_RECORDED DATA_
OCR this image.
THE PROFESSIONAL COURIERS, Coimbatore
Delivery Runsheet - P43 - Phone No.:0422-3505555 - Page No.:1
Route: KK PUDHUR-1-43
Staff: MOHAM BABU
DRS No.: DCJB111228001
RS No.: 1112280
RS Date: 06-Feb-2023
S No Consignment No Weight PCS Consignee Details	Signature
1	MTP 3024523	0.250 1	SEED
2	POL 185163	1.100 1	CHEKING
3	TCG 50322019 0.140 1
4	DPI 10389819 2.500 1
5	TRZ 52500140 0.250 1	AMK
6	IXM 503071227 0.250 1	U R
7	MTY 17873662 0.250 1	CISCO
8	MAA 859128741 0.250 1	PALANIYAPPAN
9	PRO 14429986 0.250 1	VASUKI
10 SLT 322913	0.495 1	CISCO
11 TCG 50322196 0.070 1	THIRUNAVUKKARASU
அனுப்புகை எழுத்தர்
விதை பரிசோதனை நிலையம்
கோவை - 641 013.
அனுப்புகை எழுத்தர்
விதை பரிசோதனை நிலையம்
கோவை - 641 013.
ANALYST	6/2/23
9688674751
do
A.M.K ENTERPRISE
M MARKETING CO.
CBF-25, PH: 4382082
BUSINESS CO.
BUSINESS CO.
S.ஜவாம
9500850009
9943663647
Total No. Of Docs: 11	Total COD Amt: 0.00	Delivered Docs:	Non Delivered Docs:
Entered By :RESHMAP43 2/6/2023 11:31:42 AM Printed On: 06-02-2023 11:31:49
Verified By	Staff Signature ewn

_STATED TASK_
Write out the full listing, keeping every line exactly as it is.

_FINAL ANSWER_
OCR this image.
THE PROFESSIONAL COURIERS, Coimbatore
Delivery Runsheet - P43 - Phone No.:0422-3505555 - Page No.:1
Route: KK PUDHUR-1-43
Staff: MOHAM BABU
DRS No.: DCJB111228001
RS No.: 1112280
RS Date: 06-Feb-2023
S No Consignment No Weight PCS Consignee Details	Signature
1	MTP 3024523	0.250 1	SEED
2	POL 185163	1.100 1	CHEKING
3	TCG 50322019 0.140 1
4	DPI 10389819 2.500 1
5	TRZ 52500140 0.250 1	AMK
6	IXM 503071227 0.250 1	U R
7	MTY 17873662 0.250 1	CISCO
8	MAA 859128741 0.250 1	PALANIYAPPAN
9	PRO 14429986 0.250 1	VASUKI
10 SLT 322913	0.495 1	CISCO
11 TCG 50322196 0.070 1	THIRUNAVUKKARASU
அனுப்புகை எழுத்தர்
விதை பரிசோதனை நிலையம்
கோவை - 641 013.
அனுப்புகை எழுத்தர்
விதை பரிசோதனை நிலையம்
கோவை - 641 013.
ANALYST	6/2/23
9688674751
do
A.M.K ENTERPRISE
M MARKETING CO.
CBF-25, PH: 4382082
BUSINESS CO.
BUSINESS CO.
S.ஜவாம
9500850009
9943663647
Total No. Of Docs: 11	Total COD Amt: 0.00	Delivered Docs:	Non Delivered Docs:
Entered By :RESHMAP43 2/6/2023 11:31:42 AM Printed On: 06-02-2023 11:31:49
Verified By	Staff Signature ewn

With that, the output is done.